((
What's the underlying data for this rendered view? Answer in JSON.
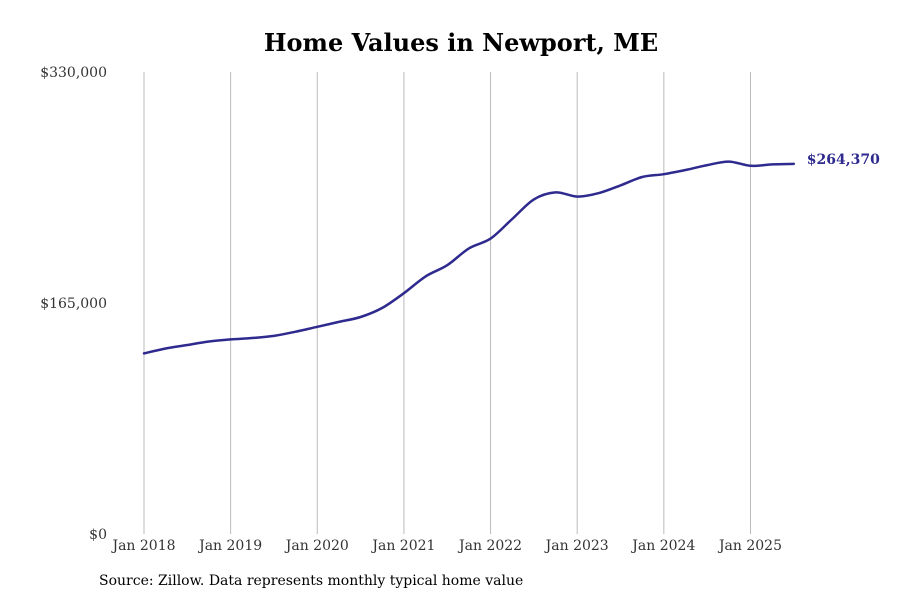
{
  "chart_data": {
    "type": "line",
    "title": "Home Values in Newport, ME",
    "xlabel": "",
    "ylabel": "",
    "ylim": [
      0,
      330000
    ],
    "y_ticks": [
      0,
      165000,
      330000
    ],
    "y_tick_labels": [
      "$0",
      "$165,000",
      "$330,000"
    ],
    "x_range": [
      "2018-01",
      "2025-07"
    ],
    "x_ticks": [
      "2018-01",
      "2019-01",
      "2020-01",
      "2021-01",
      "2022-01",
      "2023-01",
      "2024-01",
      "2025-01"
    ],
    "x_tick_labels": [
      "Jan 2018",
      "Jan 2019",
      "Jan 2020",
      "Jan 2021",
      "Jan 2022",
      "Jan 2023",
      "Jan 2024",
      "Jan 2025"
    ],
    "grid": "vertical",
    "line_color": "#2e2a8e",
    "grid_color": "#bbbbbb",
    "end_label": "$264,370",
    "series": [
      {
        "points": [
          [
            "2018-01",
            129000
          ],
          [
            "2018-04",
            132500
          ],
          [
            "2018-07",
            135000
          ],
          [
            "2018-10",
            137500
          ],
          [
            "2019-01",
            139000
          ],
          [
            "2019-04",
            140000
          ],
          [
            "2019-07",
            141500
          ],
          [
            "2019-10",
            144500
          ],
          [
            "2020-01",
            148000
          ],
          [
            "2020-04",
            151500
          ],
          [
            "2020-07",
            155000
          ],
          [
            "2020-10",
            161500
          ],
          [
            "2021-01",
            172000
          ],
          [
            "2021-04",
            184000
          ],
          [
            "2021-07",
            192000
          ],
          [
            "2021-10",
            204000
          ],
          [
            "2022-01",
            211000
          ],
          [
            "2022-04",
            225000
          ],
          [
            "2022-07",
            239000
          ],
          [
            "2022-10",
            244000
          ],
          [
            "2023-01",
            241000
          ],
          [
            "2023-04",
            243500
          ],
          [
            "2023-07",
            249000
          ],
          [
            "2023-10",
            255000
          ],
          [
            "2024-01",
            257000
          ],
          [
            "2024-04",
            260000
          ],
          [
            "2024-07",
            263500
          ],
          [
            "2024-10",
            266000
          ],
          [
            "2025-01",
            263000
          ],
          [
            "2025-04",
            264000
          ],
          [
            "2025-07",
            264370
          ]
        ]
      }
    ]
  },
  "footer": {
    "source": "Source: Zillow. Data represents monthly typical home value"
  }
}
))
- [AIM OF THE TASK]: Transcribe the material exactly, and leave out whatever pictures it holds.

- [RESULT OF THE EXERCISE]:
What's the underlying data for this rendered view? Answer in JSON.
{
  "chart_data": {
    "type": "line",
    "title": "Home Values in Newport, ME",
    "xlabel": "",
    "ylabel": "",
    "ylim": [
      0,
      330000
    ],
    "y_ticks": [
      0,
      165000,
      330000
    ],
    "y_tick_labels": [
      "$0",
      "$165,000",
      "$330,000"
    ],
    "x_range": [
      "2018-01",
      "2025-07"
    ],
    "x_ticks": [
      "2018-01",
      "2019-01",
      "2020-01",
      "2021-01",
      "2022-01",
      "2023-01",
      "2024-01",
      "2025-01"
    ],
    "x_tick_labels": [
      "Jan 2018",
      "Jan 2019",
      "Jan 2020",
      "Jan 2021",
      "Jan 2022",
      "Jan 2023",
      "Jan 2024",
      "Jan 2025"
    ],
    "grid": "vertical",
    "line_color": "#2e2a8e",
    "grid_color": "#bbbbbb",
    "end_label": "$264,370",
    "series": [
      {
        "points": [
          [
            "2018-01",
            129000
          ],
          [
            "2018-04",
            132500
          ],
          [
            "2018-07",
            135000
          ],
          [
            "2018-10",
            137500
          ],
          [
            "2019-01",
            139000
          ],
          [
            "2019-04",
            140000
          ],
          [
            "2019-07",
            141500
          ],
          [
            "2019-10",
            144500
          ],
          [
            "2020-01",
            148000
          ],
          [
            "2020-04",
            151500
          ],
          [
            "2020-07",
            155000
          ],
          [
            "2020-10",
            161500
          ],
          [
            "2021-01",
            172000
          ],
          [
            "2021-04",
            184000
          ],
          [
            "2021-07",
            192000
          ],
          [
            "2021-10",
            204000
          ],
          [
            "2022-01",
            211000
          ],
          [
            "2022-04",
            225000
          ],
          [
            "2022-07",
            239000
          ],
          [
            "2022-10",
            244000
          ],
          [
            "2023-01",
            241000
          ],
          [
            "2023-04",
            243500
          ],
          [
            "2023-07",
            249000
          ],
          [
            "2023-10",
            255000
          ],
          [
            "2024-01",
            257000
          ],
          [
            "2024-04",
            260000
          ],
          [
            "2024-07",
            263500
          ],
          [
            "2024-10",
            266000
          ],
          [
            "2025-01",
            263000
          ],
          [
            "2025-04",
            264000
          ],
          [
            "2025-07",
            264370
          ]
        ]
      }
    ]
  },
  "footer": {
    "source": "Source: Zillow. Data represents monthly typical home value"
  }
}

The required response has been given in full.